Exercise prompt: Tell how many lines in the data below include the word "Current". The answer is the number only.

Data rows:
:::::
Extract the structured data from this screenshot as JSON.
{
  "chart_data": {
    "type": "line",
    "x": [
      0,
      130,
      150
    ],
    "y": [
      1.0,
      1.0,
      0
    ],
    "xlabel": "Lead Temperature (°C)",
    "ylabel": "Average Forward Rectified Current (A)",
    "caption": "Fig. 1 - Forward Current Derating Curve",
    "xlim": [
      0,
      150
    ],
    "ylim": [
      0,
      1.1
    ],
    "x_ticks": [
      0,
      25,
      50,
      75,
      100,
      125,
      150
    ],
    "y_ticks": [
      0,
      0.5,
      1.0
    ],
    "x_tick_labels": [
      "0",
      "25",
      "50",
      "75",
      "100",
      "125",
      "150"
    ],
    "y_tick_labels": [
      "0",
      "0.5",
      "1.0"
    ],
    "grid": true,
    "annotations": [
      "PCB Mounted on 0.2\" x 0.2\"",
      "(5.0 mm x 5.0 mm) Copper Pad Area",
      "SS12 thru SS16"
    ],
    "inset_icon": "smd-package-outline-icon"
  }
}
:::::
Written answer: 2